• [REQUIREMENTS]:
All of the data needs to be repeated exactly.

• [EXTRACTED MATERIAL]:
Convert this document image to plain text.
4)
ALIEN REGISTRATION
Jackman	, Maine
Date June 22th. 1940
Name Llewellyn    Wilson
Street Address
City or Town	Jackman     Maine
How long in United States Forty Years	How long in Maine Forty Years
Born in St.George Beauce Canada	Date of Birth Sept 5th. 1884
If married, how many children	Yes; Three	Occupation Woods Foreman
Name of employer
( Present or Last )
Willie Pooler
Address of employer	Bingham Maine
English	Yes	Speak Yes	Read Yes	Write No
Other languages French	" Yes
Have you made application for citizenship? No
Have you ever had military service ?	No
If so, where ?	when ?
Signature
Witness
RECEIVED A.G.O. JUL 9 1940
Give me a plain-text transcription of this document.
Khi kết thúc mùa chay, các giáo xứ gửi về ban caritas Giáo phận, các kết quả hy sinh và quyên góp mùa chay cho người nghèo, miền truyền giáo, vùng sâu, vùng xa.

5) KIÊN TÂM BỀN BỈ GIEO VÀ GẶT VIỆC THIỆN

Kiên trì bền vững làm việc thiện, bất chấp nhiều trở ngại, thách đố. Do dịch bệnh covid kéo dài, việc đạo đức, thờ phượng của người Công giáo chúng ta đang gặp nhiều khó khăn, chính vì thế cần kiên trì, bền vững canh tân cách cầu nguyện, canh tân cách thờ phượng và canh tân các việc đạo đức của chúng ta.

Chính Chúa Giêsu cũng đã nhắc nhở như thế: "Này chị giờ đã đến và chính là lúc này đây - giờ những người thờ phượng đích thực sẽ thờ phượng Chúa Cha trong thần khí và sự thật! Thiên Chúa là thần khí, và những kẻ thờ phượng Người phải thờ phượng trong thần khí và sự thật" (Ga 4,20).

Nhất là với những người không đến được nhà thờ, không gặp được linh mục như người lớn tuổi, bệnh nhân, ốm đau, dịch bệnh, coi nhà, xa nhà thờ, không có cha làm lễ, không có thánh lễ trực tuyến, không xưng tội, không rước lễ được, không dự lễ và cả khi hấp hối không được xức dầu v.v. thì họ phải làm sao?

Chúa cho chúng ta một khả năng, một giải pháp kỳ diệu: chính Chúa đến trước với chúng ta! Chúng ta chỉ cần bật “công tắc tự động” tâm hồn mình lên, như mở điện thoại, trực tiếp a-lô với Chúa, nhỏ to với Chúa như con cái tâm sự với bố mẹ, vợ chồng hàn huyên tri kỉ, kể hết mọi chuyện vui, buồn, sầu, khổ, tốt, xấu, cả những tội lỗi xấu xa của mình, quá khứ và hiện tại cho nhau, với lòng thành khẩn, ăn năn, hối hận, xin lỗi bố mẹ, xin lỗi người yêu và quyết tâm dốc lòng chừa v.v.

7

• [ANSWER FOR THE TASK]:
Convert this document image to plain text.
4)
ALIEN REGISTRATION
Jackman	, Maine
Date June 22th. 1940
Name Llewellyn    Wilson
Street Address
City or Town	Jackman     Maine
How long in United States Forty Years	How long in Maine Forty Years
Born in St.George Beauce Canada	Date of Birth Sept 5th. 1884
If married, how many children	Yes; Three	Occupation Woods Foreman
Name of employer
( Present or Last )
Willie Pooler
Address of employer	Bingham Maine
English	Yes	Speak Yes	Read Yes	Write No
Other languages French	" Yes
Have you made application for citizenship? No
Have you ever had military service ?	No
If so, where ?	when ?
Signature
Witness
RECEIVED A.G.O. JUL 9 1940
Give me a plain-text transcription of this document.
Khi kết thúc mùa chay, các giáo xứ gửi về ban caritas Giáo phận, các kết quả hy sinh và quyên góp mùa chay cho người nghèo, miền truyền giáo, vùng sâu, vùng xa.

5) KIÊN TÂM BỀN BỈ GIEO VÀ GẶT VIỆC THIỆN

Kiên trì bền vững làm việc thiện, bất chấp nhiều trở ngại, thách đố. Do dịch bệnh covid kéo dài, việc đạo đức, thờ phượng của người Công giáo chúng ta đang gặp nhiều khó khăn, chính vì thế cần kiên trì, bền vững canh tân cách cầu nguyện, canh tân cách thờ phượng và canh tân các việc đạo đức của chúng ta.

Chính Chúa Giêsu cũng đã nhắc nhở như thế: "Này chị giờ đã đến và chính là lúc này đây - giờ những người thờ phượng đích thực sẽ thờ phượng Chúa Cha trong thần khí và sự thật! Thiên Chúa là thần khí, và những kẻ thờ phượng Người phải thờ phượng trong thần khí và sự thật" (Ga 4,20).

Nhất là với những người không đến được nhà thờ, không gặp được linh mục như người lớn tuổi, bệnh nhân, ốm đau, dịch bệnh, coi nhà, xa nhà thờ, không có cha làm lễ, không có thánh lễ trực tuyến, không xưng tội, không rước lễ được, không dự lễ và cả khi hấp hối không được xức dầu v.v. thì họ phải làm sao?

Chúa cho chúng ta một khả năng, một giải pháp kỳ diệu: chính Chúa đến trước với chúng ta! Chúng ta chỉ cần bật “công tắc tự động” tâm hồn mình lên, như mở điện thoại, trực tiếp a-lô với Chúa, nhỏ to với Chúa như con cái tâm sự với bố mẹ, vợ chồng hàn huyên tri kỉ, kể hết mọi chuyện vui, buồn, sầu, khổ, tốt, xấu, cả những tội lỗi xấu xa của mình, quá khứ và hiện tại cho nhau, với lòng thành khẩn, ăn năn, hối hận, xin lỗi bố mẹ, xin lỗi người yêu và quyết tâm dốc lòng chừa v.v.

7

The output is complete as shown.